**Stated goal**
Determine how many lines hold "НОВИНКИ" and give only that number.

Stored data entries
========================================

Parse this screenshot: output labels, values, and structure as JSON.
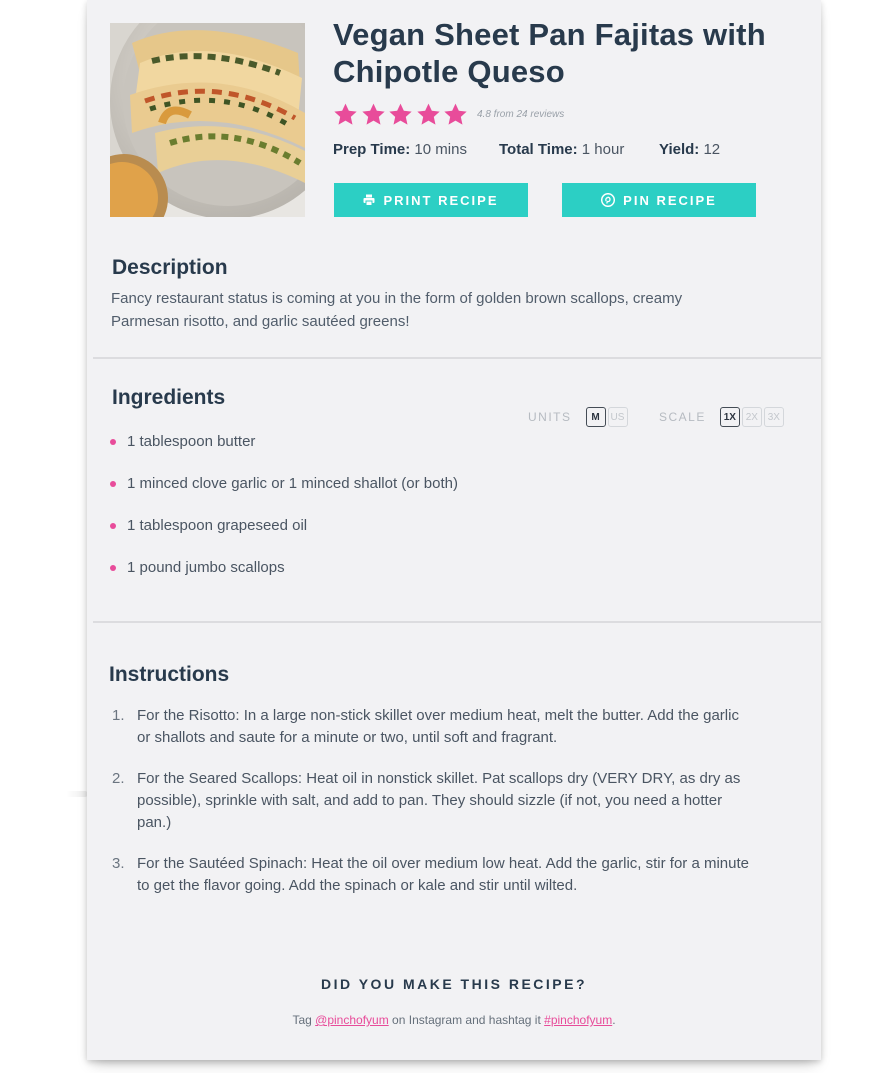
{
  "recipe": {
    "title": "Vegan Sheet Pan Fajitas with Chipotle Queso",
    "rating": {
      "value": 4.8,
      "max": 5,
      "text": "4.8 from 24 reviews",
      "star_color": "#e84c9a"
    },
    "meta": {
      "prep_label": "Prep Time:",
      "prep_value": "10 mins",
      "total_label": "Total Time:",
      "total_value": "1 hour",
      "yield_label": "Yield:",
      "yield_value": "12"
    },
    "buttons": {
      "print": "PRINT RECIPE",
      "pin": "PIN RECIPE",
      "color": "#2ccfc4"
    }
  },
  "description": {
    "heading": "Description",
    "text": "Fancy restaurant status is coming at you in the form of golden brown scallops, creamy Parmesan risotto, and garlic sautéed greens!"
  },
  "ingredients": {
    "heading": "Ingredients",
    "units_label": "UNITS",
    "units_options": [
      "M",
      "US"
    ],
    "units_selected": "M",
    "scale_label": "SCALE",
    "scale_options": [
      "1X",
      "2X",
      "3X"
    ],
    "scale_selected": "1X",
    "items": [
      "1 tablespoon butter",
      "1 minced clove garlic or 1 minced shallot (or both)",
      "1 tablespoon grapeseed oil",
      "1 pound jumbo scallops"
    ]
  },
  "instructions": {
    "heading": "Instructions",
    "steps": [
      {
        "num": "1.",
        "text": "For the Risotto: In a large non-stick skillet over medium heat, melt the butter. Add the garlic or shallots and saute for a minute or two, until soft and fragrant."
      },
      {
        "num": "2.",
        "text": "For the Seared Scallops: Heat oil in nonstick skillet. Pat scallops dry (VERY DRY, as dry as possible), sprinkle with salt, and add to pan. They should sizzle (if not, you need a hotter pan.)"
      },
      {
        "num": "3.",
        "text": "For the Sautéed Spinach: Heat the oil over medium low heat. Add the garlic, stir for a minute to get the flavor going. Add the spinach or kale and stir until wilted."
      }
    ]
  },
  "footer": {
    "cta": "DID YOU MAKE THIS RECIPE?",
    "tag_prefix": "Tag",
    "handle": "@pinchofyum",
    "tag_middle": "on Instagram and hashtag it",
    "hashtag": "#pinchofyum",
    "tag_suffix": ".",
    "link_color": "#e84c9a"
  }
}
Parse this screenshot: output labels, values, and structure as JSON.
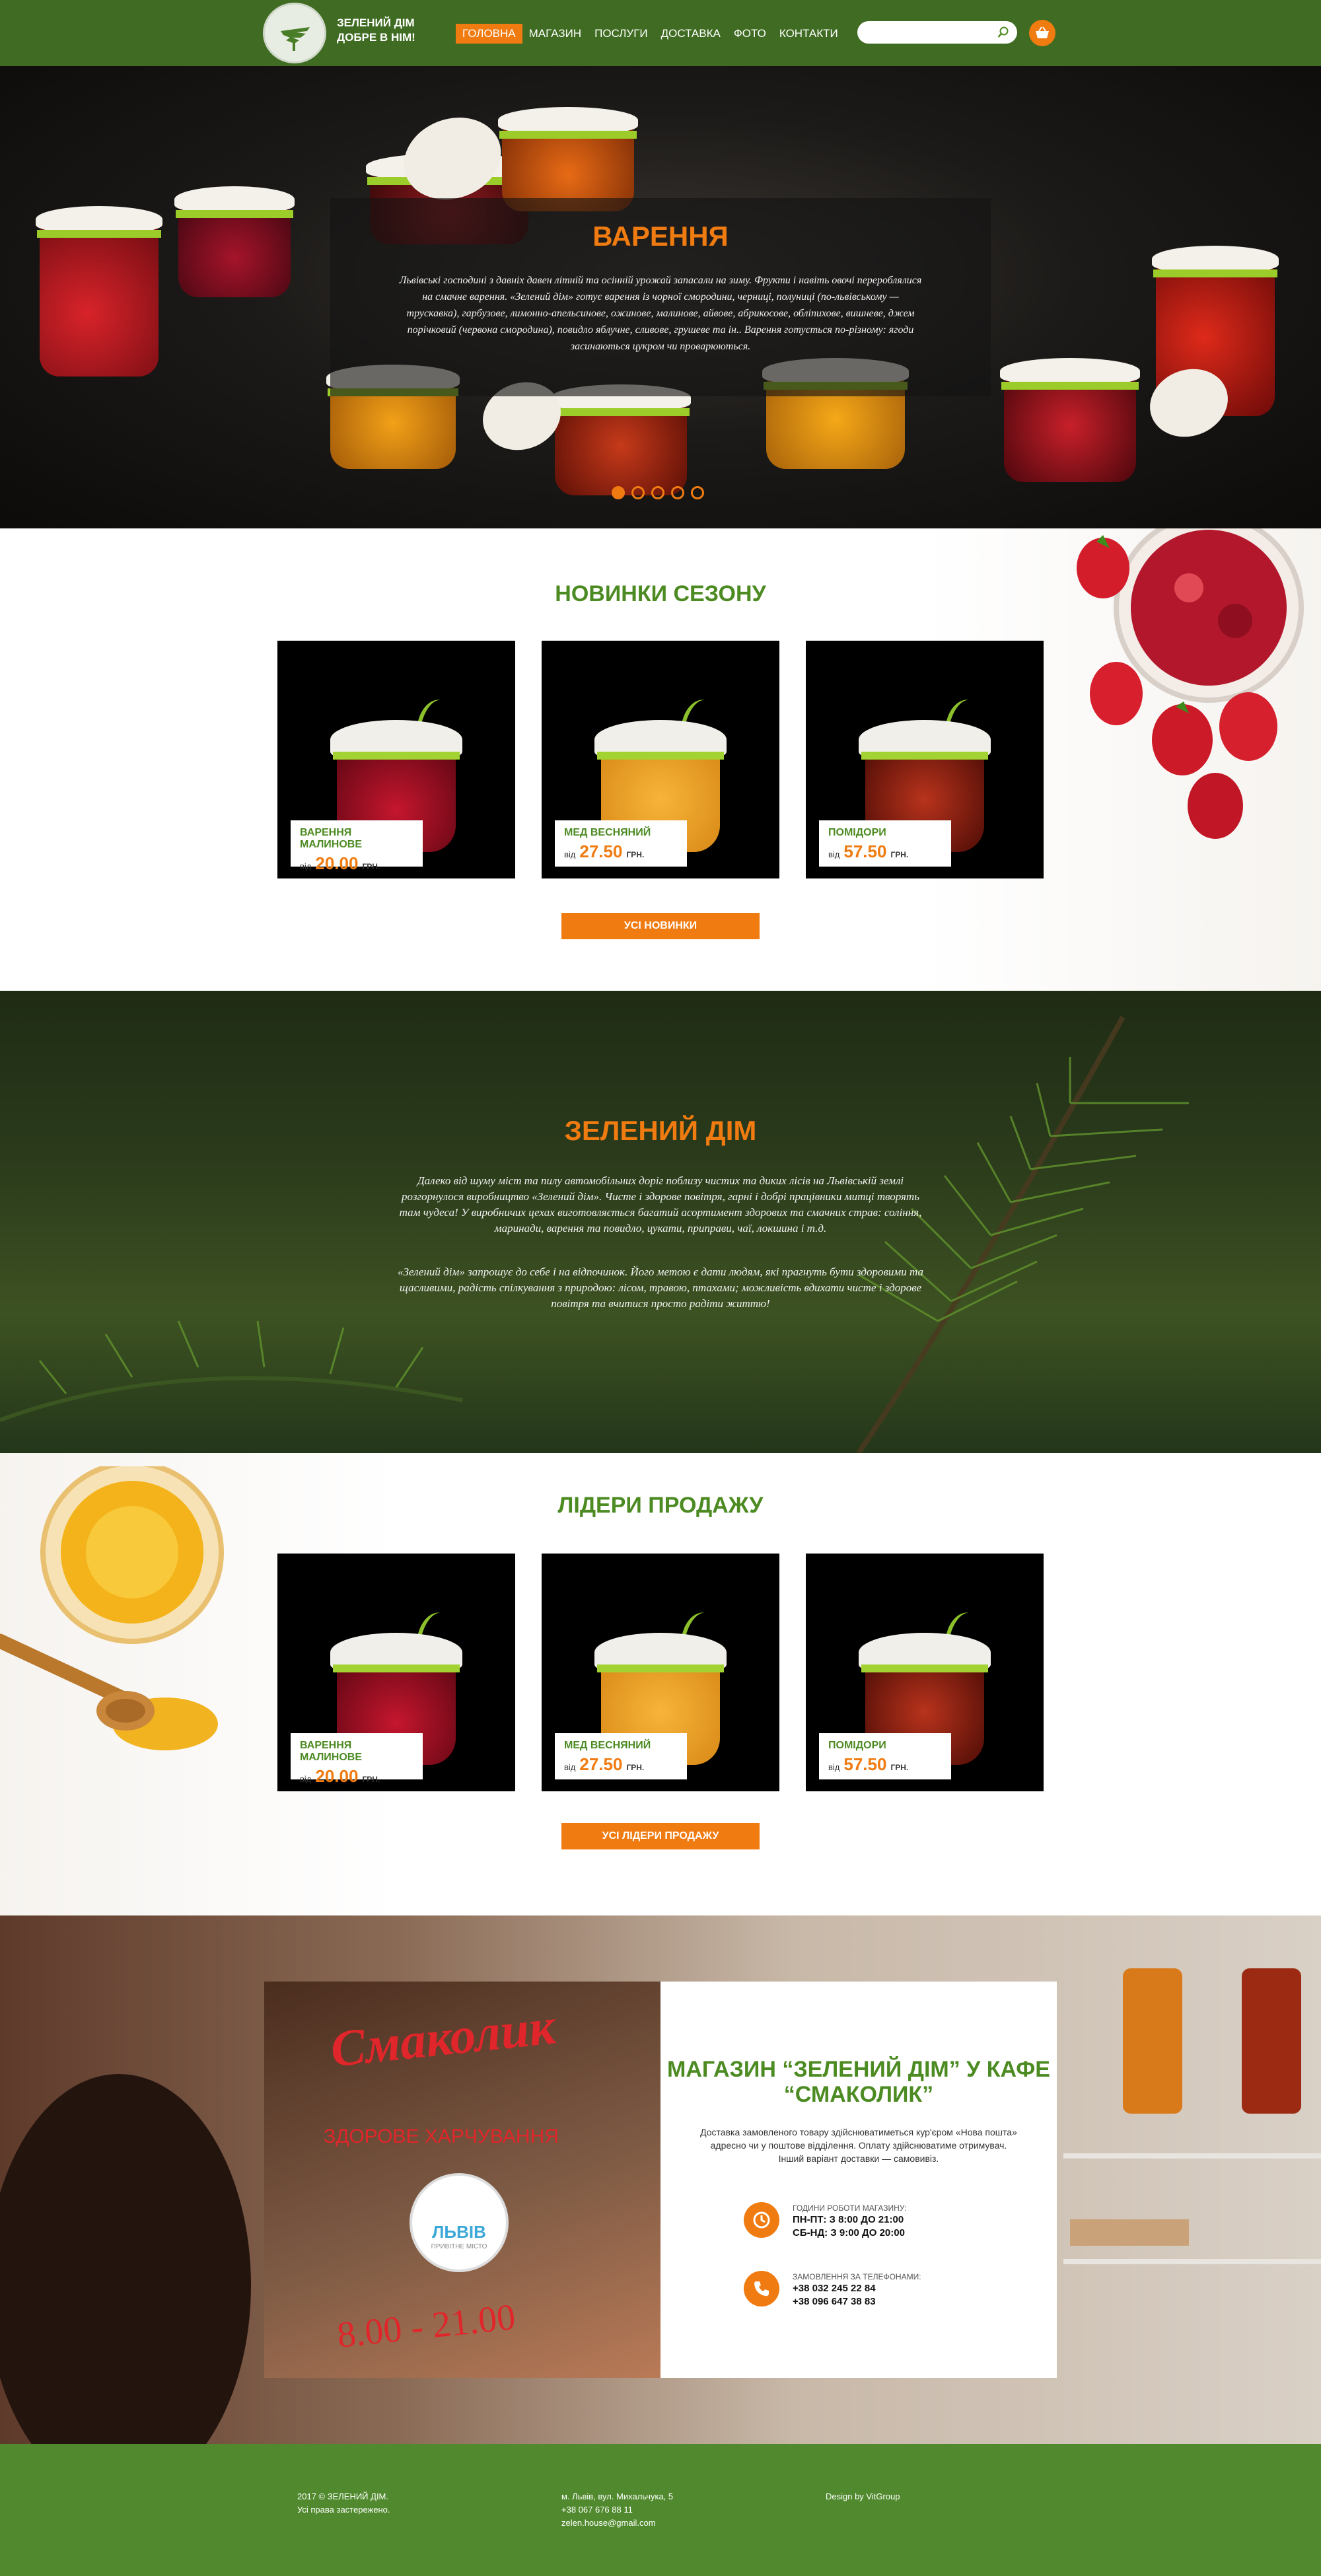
{
  "header": {
    "logo_line1": "ЗЕЛЕНИЙ ДІМ",
    "logo_line2": "ДОБРЕ В НІМ!",
    "nav": [
      "ГОЛОВНА",
      "МАГАЗИН",
      "ПОСЛУГИ",
      "ДОСТАВКА",
      "ФОТО",
      "КОНТАКТИ"
    ],
    "active_nav": "ГОЛОВНА",
    "search_placeholder": ""
  },
  "hero": {
    "title": "ВАРЕННЯ",
    "text": "Львівські господині з давніх давен літній та осінній урожай запасали на зиму. Фрукти і навіть овочі перероблялися на смачне варення. «Зелений дім» готує варення із чорної смородини, черниці, полуниці (по-львівському — трускавка), гарбузове, лимонно-апельсинове, ожинове, малинове, айвове, абрикосове, обліпихове, вишневе, джем порічковий (червона смородина), повидло яблучне, сливове, грушеве та ін.. Варення готується по-різному: ягоди засинаються цукром чи проварюються.",
    "slides": 5,
    "active_slide": 1
  },
  "new_season": {
    "title": "НОВИНКИ СЕЗОНУ",
    "button": "УСІ НОВИНКИ",
    "items": [
      {
        "name": "ВАРЕННЯ МАЛИНОВЕ",
        "from": "від",
        "price": "20.00",
        "currency": "ГРН."
      },
      {
        "name": "МЕД ВЕСНЯНИЙ",
        "from": "від",
        "price": "27.50",
        "currency": "ГРН."
      },
      {
        "name": "ПОМІДОРИ",
        "from": "від",
        "price": "57.50",
        "currency": "ГРН."
      }
    ]
  },
  "about": {
    "title": "ЗЕЛЕНИЙ ДІМ",
    "para1": "Далеко від шуму міст та пилу автомобільних доріг поблизу чистих та диких лісів на Львівській землі розгорнулося виробництво «Зелений дім». Чисте і здорове повітря, гарні і добрі працівники митці творять там чудеса! У виробничих цехах виготовляється багатий асортимент здорових та смачних страв: соління, маринади, варення та повидло, цукати, приправи, чаї, локшина і т.д.",
    "para2": "«Зелений дім» запрошує до себе і на відпочинок. Його метою є дати людям, які прагнуть бути здоровими та щасливими, радість спілкування з природою: лісом, травою, птахами; можливість вдихати чисте і здорове повітря та вчитися просто радіти життю!"
  },
  "bestsellers": {
    "title": "ЛІДЕРИ ПРОДАЖУ",
    "button": "УСІ ЛІДЕРИ ПРОДАЖУ",
    "items": [
      {
        "name": "ВАРЕННЯ МАЛИНОВЕ",
        "from": "від",
        "price": "20.00",
        "currency": "ГРН."
      },
      {
        "name": "МЕД ВЕСНЯНИЙ",
        "from": "від",
        "price": "27.50",
        "currency": "ГРН."
      },
      {
        "name": "ПОМІДОРИ",
        "from": "від",
        "price": "57.50",
        "currency": "ГРН."
      }
    ]
  },
  "shop": {
    "cafe_brand": "Смаколик",
    "cafe_slogan": "ЗДОРОВЕ ХАРЧУВАННЯ",
    "city_badge": "ЛЬВІВ",
    "city_badge_sub": "ПРИВІТНЕ МІСТО",
    "cafe_hours": "8.00 - 21.00",
    "title": "МАГАЗИН “ЗЕЛЕНИЙ ДІМ” У КАФЕ “СМАКОЛИК”",
    "desc1": "Доставка замовленого товару здійснюватиметься кур'єром «Нова пошта» адресно чи у поштове відділення. Оплату здійснюватиме отримувач.",
    "desc2": "Інший варіант доставки — самовивіз.",
    "hours_label": "ГОДИНИ РОБОТИ МАГАЗИНУ:",
    "hours_1": "ПН-ПТ: З 8:00 ДО 21:00",
    "hours_2": "СБ-НД: З 9:00 ДО 20:00",
    "phone_label": "ЗАМОВЛЕННЯ ЗА ТЕЛЕФОНАМИ:",
    "phone_1": "+38 032 245 22 84",
    "phone_2": "+38 096 647 38 83"
  },
  "footer": {
    "copyright": "2017 © ЗЕЛЕНИЙ ДІМ.",
    "rights": "Усі права застережено.",
    "address": "м. Львів, вул. Михальчука, 5",
    "phone": "+38 067 676 88 11",
    "email": "zelen.house@gmail.com",
    "design": "Design by VitGroup"
  },
  "colors": {
    "green_dark": "#3f6c22",
    "green_text": "#4c8a22",
    "orange": "#f07b10",
    "footer_green": "#518a2e"
  }
}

========================================

**Result**
2